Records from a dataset

-- Begin --

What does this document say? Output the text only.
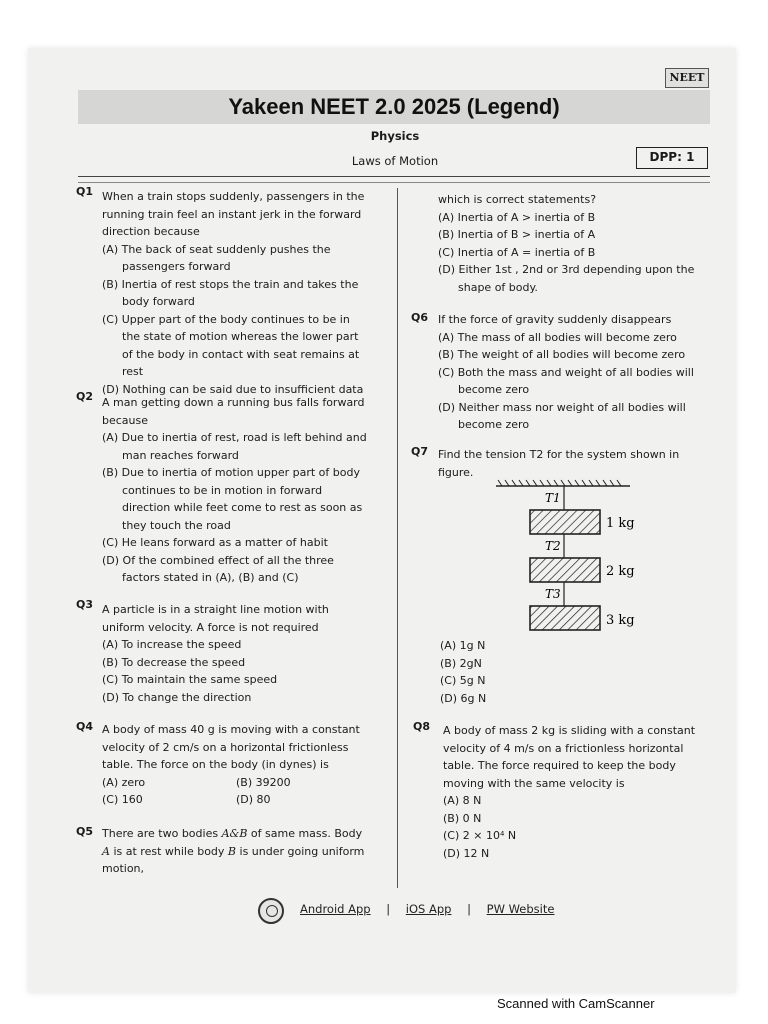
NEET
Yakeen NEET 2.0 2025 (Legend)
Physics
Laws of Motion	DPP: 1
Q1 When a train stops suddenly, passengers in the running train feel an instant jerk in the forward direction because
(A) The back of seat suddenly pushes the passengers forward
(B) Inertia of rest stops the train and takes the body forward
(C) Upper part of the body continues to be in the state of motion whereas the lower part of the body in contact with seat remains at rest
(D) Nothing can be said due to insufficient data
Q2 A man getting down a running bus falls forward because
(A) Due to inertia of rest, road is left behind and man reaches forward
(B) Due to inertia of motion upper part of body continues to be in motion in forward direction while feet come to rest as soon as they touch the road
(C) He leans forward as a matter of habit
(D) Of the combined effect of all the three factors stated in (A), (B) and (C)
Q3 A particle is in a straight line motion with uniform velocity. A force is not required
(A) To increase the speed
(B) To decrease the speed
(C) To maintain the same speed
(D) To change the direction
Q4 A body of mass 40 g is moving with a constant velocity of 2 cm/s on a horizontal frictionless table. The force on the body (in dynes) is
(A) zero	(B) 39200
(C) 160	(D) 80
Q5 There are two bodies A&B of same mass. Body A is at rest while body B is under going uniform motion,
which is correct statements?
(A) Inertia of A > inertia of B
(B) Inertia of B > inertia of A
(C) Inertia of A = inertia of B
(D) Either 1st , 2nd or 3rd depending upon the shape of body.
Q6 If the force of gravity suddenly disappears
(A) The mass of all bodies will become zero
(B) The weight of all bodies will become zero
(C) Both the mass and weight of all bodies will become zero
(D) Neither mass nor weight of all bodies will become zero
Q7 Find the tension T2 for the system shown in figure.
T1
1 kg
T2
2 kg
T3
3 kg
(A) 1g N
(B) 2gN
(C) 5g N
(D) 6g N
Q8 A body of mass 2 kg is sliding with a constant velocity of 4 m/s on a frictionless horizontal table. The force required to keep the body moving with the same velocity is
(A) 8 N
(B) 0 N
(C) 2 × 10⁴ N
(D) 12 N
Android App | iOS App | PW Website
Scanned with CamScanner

-- End --
-- Begin --

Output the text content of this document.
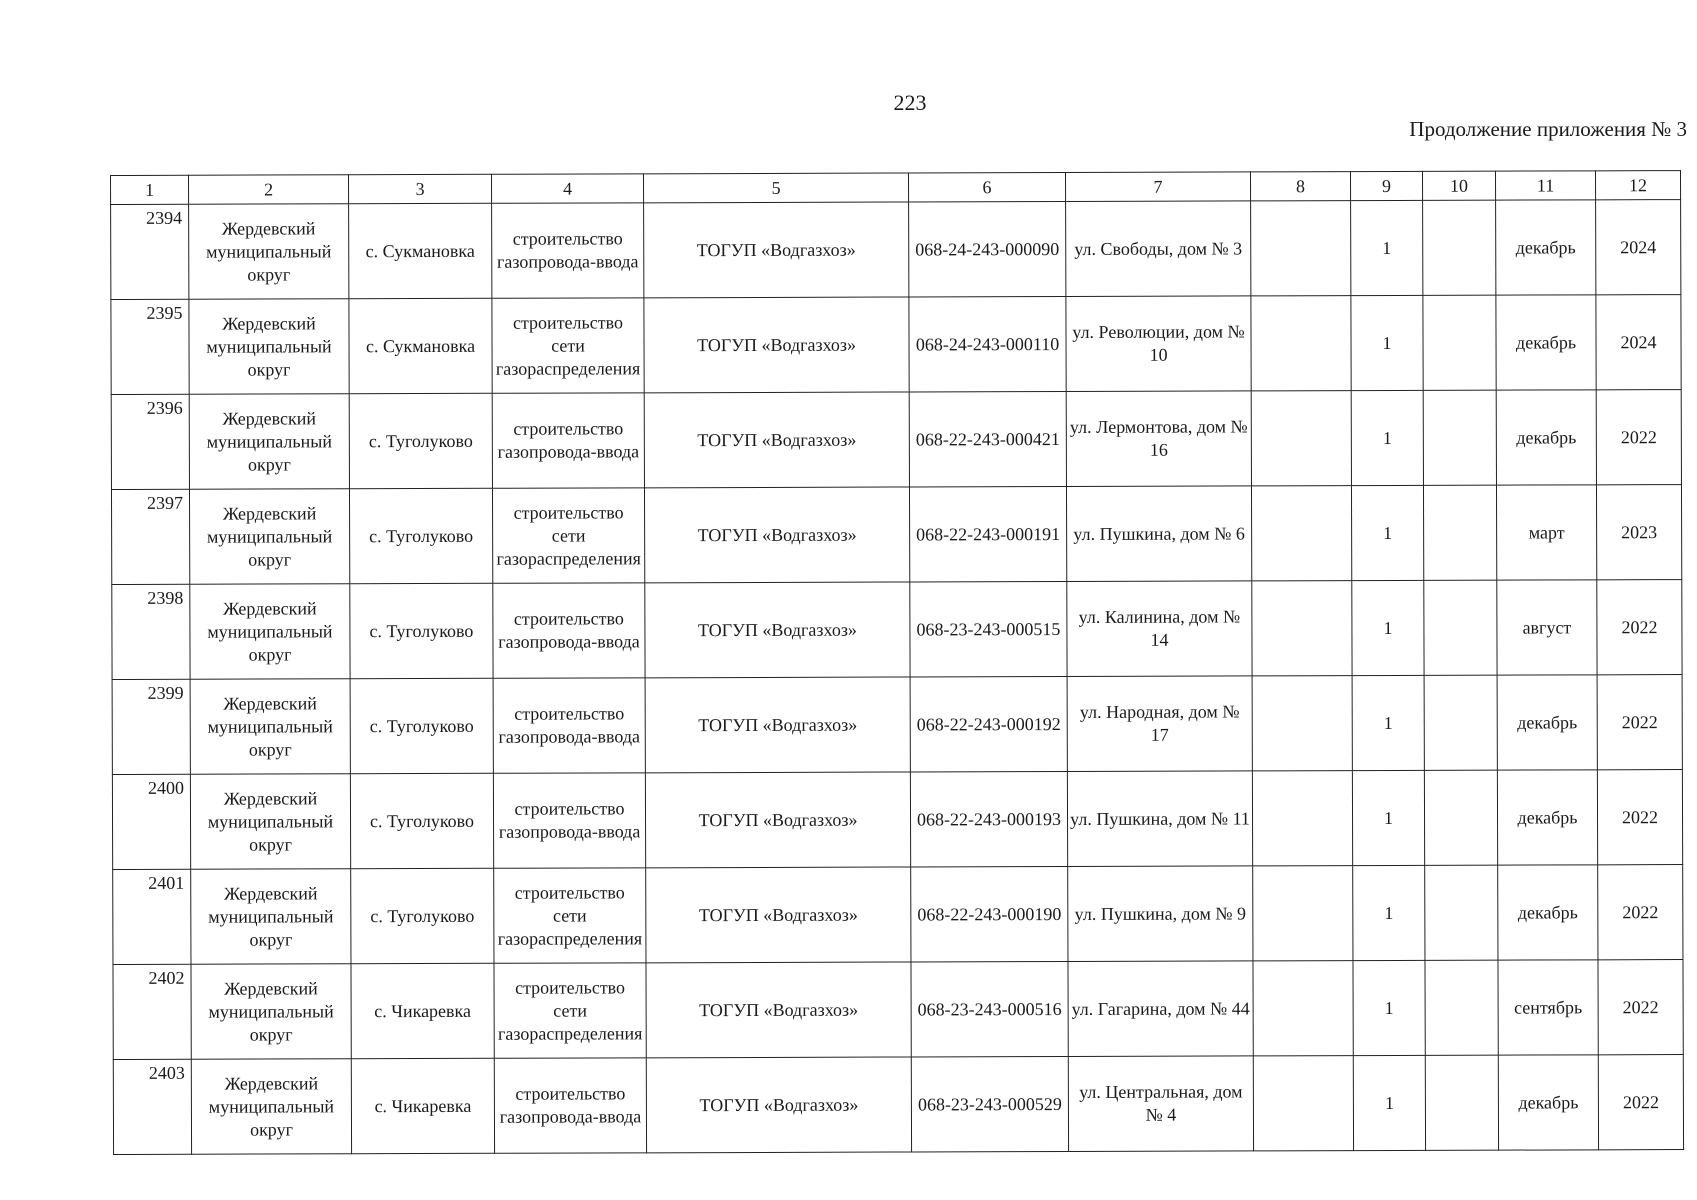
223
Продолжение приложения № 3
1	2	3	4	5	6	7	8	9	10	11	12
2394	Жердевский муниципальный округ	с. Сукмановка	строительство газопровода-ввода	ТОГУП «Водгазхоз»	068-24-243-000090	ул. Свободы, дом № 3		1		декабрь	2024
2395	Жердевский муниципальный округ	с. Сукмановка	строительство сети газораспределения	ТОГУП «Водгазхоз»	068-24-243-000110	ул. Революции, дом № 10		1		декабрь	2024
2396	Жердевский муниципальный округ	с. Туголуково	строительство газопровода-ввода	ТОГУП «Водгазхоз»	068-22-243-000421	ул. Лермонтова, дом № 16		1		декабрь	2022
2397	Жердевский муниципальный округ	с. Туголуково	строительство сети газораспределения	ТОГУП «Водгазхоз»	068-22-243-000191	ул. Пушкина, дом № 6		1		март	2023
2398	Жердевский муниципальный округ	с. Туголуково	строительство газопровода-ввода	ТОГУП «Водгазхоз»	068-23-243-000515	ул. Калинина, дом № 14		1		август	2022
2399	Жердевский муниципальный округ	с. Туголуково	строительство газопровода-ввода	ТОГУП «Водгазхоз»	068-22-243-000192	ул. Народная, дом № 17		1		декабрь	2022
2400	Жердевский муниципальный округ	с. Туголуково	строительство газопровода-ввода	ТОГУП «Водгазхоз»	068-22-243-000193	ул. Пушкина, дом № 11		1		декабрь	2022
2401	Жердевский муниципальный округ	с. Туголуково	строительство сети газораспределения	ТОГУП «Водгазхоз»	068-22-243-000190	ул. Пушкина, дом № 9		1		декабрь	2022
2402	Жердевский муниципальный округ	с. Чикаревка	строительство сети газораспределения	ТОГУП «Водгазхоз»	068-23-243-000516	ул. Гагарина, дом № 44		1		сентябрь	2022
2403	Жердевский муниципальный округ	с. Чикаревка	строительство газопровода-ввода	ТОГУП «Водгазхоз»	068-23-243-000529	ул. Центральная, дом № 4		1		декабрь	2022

-- End --
-- Begin --

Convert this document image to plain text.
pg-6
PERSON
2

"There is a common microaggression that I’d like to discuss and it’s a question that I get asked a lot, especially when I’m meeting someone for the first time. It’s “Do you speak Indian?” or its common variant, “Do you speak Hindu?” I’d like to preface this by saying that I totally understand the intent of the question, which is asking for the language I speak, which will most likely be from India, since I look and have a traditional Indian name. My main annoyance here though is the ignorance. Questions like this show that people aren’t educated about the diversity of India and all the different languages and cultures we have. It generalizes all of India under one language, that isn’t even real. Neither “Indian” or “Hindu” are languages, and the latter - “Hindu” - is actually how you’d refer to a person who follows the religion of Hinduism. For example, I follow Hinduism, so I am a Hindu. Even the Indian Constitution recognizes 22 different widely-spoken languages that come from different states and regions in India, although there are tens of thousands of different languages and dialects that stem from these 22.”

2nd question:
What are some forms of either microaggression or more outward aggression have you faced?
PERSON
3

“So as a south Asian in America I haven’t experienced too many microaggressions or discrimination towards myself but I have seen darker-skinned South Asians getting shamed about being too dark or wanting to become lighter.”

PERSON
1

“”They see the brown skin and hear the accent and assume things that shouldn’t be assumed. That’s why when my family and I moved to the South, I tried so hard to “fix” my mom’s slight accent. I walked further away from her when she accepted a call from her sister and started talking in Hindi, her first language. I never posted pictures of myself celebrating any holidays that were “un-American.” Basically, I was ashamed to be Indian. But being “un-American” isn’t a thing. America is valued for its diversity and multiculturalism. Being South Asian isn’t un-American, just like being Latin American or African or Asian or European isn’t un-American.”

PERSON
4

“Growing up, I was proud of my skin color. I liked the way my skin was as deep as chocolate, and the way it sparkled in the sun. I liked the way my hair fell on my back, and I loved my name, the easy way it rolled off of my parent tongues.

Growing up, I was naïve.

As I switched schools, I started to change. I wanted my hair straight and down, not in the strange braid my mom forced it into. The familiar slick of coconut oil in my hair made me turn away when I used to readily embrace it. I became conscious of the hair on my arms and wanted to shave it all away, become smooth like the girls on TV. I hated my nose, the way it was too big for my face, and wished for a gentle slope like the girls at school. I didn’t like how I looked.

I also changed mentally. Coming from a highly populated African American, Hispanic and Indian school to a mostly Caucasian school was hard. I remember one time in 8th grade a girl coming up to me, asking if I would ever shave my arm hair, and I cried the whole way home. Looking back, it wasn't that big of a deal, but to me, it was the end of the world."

-- End --

- **TO DO**: Track down all lines above with the string "because" and copy them.

- **THE COMPLETED TASK**:
Q1 When a train stops suddenly, passengers in the running train feel an instant jerk in the forward direction because
Q2 A man getting down a running bus falls forward because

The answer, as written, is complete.